* [Records from a collection of figures]

_ _ _ _

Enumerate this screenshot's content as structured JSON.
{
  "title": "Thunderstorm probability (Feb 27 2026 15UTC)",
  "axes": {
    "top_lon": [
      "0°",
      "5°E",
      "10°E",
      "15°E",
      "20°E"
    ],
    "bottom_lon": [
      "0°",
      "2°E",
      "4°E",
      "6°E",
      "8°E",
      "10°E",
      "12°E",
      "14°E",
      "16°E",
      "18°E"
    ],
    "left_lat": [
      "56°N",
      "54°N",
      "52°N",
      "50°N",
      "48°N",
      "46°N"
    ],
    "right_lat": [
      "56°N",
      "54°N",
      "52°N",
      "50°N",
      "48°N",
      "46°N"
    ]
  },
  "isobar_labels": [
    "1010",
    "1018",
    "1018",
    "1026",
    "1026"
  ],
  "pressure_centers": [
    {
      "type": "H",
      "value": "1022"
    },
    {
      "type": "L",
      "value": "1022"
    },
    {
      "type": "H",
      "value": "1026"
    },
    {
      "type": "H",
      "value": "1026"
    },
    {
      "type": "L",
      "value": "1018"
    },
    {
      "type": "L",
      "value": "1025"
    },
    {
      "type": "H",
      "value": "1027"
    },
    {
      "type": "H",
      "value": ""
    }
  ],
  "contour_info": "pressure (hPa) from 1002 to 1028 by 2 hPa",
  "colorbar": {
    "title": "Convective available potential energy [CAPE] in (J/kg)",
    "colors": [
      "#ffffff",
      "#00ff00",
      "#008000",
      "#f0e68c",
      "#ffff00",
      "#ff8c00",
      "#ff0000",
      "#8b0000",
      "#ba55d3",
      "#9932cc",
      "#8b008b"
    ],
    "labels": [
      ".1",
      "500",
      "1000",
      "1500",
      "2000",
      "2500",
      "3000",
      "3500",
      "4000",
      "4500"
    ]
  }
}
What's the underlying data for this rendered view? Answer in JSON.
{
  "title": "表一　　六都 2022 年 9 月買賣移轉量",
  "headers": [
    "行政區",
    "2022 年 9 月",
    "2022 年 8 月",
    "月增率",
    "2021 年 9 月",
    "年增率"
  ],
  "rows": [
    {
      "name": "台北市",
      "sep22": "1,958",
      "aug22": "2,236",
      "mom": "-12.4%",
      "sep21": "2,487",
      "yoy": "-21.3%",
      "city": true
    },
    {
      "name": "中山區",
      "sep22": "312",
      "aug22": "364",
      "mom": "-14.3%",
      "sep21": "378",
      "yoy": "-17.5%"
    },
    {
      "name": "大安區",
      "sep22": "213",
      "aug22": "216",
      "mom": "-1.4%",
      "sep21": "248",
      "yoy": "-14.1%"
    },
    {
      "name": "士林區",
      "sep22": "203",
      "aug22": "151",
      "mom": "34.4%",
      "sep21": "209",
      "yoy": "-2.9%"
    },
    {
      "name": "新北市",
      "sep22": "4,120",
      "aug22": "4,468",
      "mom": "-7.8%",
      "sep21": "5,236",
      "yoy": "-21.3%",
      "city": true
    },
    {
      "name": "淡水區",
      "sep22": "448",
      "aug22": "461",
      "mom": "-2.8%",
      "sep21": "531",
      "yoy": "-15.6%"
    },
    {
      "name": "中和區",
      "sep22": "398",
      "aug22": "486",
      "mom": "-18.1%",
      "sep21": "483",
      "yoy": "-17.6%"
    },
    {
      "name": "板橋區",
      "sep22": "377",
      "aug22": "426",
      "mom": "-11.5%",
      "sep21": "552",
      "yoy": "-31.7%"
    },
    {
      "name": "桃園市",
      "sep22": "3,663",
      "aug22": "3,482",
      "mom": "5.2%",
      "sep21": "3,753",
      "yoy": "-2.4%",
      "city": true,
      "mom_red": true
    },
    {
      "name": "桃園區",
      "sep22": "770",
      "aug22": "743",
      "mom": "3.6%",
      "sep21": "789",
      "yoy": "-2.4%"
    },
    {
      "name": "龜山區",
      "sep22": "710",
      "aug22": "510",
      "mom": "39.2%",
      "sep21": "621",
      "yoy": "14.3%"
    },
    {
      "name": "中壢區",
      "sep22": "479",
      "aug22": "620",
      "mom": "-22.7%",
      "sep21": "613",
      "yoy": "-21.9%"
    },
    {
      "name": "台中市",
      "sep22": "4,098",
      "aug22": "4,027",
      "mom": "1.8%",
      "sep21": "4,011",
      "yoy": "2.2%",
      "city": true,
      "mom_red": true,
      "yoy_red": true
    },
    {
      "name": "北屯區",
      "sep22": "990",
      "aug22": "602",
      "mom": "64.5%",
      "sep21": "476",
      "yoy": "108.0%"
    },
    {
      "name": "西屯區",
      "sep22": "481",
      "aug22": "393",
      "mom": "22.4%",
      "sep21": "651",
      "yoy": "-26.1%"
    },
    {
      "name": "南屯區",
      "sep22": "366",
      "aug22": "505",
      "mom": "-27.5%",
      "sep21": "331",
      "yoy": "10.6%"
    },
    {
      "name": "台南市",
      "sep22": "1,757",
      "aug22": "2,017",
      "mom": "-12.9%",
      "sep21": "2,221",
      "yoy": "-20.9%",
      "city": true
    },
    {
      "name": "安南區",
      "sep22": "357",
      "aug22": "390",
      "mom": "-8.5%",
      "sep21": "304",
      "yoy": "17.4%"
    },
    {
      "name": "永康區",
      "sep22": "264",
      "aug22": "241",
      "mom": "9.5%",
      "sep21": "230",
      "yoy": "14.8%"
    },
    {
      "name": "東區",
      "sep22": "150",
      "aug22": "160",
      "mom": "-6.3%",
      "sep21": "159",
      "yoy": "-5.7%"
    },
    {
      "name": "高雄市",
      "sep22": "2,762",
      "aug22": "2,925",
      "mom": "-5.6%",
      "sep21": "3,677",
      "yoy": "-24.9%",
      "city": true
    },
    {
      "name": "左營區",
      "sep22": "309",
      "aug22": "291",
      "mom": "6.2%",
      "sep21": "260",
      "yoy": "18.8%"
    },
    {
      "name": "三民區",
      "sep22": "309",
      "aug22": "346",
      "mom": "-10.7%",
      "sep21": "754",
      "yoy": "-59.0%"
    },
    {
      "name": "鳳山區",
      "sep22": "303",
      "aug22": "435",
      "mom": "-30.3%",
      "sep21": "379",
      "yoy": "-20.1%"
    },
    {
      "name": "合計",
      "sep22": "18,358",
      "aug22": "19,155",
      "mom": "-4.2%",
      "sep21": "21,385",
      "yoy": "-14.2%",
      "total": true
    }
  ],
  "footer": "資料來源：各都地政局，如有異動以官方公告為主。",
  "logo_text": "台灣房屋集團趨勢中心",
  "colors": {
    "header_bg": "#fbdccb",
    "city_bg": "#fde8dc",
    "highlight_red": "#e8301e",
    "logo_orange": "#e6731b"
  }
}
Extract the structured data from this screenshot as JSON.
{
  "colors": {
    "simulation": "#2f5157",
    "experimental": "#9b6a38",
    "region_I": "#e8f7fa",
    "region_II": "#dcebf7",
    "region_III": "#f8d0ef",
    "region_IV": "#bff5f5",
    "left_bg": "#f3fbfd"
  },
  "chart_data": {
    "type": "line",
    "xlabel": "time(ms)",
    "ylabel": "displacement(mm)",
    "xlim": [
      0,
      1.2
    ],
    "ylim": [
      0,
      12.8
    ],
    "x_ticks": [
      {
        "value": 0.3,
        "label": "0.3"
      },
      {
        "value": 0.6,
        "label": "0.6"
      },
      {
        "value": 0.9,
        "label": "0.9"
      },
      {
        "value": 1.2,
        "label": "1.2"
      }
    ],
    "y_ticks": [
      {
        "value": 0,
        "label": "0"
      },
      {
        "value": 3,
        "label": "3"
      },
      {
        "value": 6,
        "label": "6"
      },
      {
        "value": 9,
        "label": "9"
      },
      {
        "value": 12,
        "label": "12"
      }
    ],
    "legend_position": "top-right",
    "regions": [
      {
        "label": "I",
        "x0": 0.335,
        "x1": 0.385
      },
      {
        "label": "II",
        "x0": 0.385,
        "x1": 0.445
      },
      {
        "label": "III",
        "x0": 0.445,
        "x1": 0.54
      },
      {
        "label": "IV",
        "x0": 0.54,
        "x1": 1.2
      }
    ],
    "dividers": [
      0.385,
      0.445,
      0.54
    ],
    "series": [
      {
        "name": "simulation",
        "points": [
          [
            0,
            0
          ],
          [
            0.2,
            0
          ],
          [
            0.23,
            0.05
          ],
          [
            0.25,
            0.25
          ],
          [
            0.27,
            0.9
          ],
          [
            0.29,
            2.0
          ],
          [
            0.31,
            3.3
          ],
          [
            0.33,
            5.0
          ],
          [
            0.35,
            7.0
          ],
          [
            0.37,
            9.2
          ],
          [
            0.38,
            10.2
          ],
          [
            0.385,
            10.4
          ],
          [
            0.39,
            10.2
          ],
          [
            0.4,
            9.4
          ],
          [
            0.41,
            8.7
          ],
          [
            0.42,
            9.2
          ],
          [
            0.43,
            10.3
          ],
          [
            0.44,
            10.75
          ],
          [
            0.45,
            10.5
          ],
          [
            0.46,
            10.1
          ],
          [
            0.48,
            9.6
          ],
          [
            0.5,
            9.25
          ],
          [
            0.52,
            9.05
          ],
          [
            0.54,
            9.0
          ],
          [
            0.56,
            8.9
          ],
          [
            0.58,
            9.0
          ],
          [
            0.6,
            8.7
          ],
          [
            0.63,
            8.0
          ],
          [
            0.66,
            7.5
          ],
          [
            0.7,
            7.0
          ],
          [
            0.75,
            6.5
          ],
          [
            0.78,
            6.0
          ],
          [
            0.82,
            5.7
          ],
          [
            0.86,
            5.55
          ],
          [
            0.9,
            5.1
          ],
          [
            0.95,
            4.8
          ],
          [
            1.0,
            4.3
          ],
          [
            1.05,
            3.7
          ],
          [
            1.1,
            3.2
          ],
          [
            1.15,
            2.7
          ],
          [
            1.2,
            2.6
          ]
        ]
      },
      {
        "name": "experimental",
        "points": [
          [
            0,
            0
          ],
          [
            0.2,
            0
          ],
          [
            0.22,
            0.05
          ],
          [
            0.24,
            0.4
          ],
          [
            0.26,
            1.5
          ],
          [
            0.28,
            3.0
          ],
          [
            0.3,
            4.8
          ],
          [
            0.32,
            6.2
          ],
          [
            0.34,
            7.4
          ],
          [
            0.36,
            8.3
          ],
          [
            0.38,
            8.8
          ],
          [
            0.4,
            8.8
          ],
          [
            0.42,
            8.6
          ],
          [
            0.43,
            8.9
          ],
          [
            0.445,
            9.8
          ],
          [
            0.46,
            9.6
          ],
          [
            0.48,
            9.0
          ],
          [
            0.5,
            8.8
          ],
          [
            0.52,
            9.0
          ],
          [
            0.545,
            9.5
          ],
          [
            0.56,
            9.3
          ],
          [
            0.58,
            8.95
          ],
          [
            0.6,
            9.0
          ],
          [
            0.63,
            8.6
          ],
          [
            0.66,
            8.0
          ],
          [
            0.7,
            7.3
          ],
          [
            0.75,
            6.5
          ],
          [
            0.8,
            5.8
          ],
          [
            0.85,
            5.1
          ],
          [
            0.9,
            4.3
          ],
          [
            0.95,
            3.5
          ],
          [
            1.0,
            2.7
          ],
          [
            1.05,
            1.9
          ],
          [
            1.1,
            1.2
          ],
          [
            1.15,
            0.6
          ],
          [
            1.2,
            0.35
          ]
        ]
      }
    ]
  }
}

_ _ _ _

* [What is expected]
Looking at the data above, show all lines where the word "title" occurs.

* [Task response]
  "title": "Thunderstorm probability (Feb 27 2026 15UTC)",
    "title": "Convective available potential energy [CAPE] in (J/kg)",
  "title": "表一　　六都 2022 年 9 月買賣移轉量",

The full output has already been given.